• [Problem requirements]: Below are the records. List every line holding the word "Agricultura".

• [Excerpted data]:

------------------------

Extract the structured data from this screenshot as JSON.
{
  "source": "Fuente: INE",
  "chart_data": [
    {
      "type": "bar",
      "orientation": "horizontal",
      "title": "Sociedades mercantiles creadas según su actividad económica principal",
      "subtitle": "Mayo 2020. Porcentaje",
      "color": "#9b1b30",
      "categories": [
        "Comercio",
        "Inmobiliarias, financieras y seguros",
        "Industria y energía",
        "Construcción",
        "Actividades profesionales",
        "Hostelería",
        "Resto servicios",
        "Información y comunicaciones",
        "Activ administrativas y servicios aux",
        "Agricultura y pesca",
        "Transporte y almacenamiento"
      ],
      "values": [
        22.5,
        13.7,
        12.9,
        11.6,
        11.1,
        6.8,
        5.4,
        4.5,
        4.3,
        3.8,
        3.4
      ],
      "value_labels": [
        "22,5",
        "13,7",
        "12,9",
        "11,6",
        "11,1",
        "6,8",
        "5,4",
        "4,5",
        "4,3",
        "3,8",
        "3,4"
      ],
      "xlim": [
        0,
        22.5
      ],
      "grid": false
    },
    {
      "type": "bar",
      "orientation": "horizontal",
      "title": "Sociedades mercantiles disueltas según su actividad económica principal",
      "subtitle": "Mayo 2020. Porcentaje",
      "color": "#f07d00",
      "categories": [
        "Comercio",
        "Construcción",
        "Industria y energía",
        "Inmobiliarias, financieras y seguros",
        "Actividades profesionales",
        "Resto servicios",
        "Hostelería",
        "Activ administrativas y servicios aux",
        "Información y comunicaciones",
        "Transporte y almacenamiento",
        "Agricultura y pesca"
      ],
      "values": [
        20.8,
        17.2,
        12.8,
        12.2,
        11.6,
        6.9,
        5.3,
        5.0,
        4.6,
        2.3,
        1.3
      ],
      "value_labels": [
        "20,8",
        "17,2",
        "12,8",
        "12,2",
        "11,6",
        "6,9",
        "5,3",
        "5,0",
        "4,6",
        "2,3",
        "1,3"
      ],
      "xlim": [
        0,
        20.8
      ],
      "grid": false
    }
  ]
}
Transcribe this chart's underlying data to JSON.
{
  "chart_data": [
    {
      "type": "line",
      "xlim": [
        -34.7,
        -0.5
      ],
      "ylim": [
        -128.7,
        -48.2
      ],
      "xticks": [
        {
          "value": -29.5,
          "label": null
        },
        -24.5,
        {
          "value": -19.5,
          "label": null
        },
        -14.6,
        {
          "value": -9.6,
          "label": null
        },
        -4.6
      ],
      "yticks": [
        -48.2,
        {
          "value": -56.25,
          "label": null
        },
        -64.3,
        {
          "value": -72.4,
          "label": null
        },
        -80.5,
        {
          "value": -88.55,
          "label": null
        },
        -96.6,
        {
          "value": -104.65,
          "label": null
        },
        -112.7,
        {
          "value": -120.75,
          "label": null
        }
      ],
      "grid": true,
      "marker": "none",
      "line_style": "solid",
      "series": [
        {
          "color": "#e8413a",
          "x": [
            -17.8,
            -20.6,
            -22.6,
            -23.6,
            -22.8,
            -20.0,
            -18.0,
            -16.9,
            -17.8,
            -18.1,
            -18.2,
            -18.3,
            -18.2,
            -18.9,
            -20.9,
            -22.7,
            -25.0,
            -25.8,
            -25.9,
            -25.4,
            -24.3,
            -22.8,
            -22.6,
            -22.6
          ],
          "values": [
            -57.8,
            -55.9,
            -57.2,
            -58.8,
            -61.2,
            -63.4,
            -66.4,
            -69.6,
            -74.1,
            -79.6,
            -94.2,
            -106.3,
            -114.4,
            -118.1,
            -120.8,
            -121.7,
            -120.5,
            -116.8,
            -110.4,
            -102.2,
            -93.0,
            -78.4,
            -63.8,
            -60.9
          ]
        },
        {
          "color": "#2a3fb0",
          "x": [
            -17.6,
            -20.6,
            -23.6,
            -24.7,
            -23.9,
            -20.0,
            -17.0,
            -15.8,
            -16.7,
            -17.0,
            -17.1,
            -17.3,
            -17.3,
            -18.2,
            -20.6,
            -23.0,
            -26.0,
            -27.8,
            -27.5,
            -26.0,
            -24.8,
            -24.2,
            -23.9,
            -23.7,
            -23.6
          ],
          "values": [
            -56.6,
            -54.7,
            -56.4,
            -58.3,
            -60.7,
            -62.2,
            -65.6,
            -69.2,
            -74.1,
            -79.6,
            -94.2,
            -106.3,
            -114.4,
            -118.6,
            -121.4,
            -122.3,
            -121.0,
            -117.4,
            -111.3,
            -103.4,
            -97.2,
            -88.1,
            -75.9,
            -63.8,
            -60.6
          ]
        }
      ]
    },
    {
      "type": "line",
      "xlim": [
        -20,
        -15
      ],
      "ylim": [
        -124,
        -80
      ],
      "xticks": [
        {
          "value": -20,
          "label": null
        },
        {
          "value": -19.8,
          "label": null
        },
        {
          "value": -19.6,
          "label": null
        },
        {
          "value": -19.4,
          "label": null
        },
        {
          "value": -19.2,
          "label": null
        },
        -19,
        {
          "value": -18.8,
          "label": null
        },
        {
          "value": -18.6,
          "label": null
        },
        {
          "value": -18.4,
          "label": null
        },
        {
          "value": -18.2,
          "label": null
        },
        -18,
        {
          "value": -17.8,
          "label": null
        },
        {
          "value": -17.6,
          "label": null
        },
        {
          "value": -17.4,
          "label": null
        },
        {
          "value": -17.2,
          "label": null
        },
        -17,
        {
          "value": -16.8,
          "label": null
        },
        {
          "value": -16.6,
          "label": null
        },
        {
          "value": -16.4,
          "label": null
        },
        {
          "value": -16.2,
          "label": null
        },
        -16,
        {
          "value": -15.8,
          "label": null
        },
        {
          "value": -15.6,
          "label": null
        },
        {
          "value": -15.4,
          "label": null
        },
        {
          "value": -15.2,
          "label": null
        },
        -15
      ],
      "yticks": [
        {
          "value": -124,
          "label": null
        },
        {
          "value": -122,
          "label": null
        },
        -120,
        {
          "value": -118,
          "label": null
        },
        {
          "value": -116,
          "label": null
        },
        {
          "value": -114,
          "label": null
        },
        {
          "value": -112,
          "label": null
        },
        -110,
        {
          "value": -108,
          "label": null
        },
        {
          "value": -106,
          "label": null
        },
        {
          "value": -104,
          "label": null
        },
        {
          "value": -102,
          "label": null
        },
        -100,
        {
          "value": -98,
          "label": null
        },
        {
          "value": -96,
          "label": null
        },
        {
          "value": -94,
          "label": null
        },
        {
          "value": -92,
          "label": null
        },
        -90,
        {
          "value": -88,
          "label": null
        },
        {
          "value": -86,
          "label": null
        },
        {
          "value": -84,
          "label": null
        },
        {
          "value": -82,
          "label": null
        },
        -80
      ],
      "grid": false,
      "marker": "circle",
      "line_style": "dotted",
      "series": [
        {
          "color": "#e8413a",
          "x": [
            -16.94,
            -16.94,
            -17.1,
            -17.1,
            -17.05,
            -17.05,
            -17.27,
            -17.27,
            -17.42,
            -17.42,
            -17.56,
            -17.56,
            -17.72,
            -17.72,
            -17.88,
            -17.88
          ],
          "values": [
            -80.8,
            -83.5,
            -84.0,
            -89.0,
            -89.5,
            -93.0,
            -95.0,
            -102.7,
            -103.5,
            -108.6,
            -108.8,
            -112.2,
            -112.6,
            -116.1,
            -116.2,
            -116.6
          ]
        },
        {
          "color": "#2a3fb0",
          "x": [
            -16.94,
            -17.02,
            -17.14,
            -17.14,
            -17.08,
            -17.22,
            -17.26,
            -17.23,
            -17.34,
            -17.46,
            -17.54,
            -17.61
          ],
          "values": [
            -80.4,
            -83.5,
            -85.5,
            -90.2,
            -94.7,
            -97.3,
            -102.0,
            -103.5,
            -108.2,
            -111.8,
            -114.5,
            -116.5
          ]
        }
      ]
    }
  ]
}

------------------------

• [Problem solution]:
        "Agricultura y pesca",
        "Agricultura y pesca"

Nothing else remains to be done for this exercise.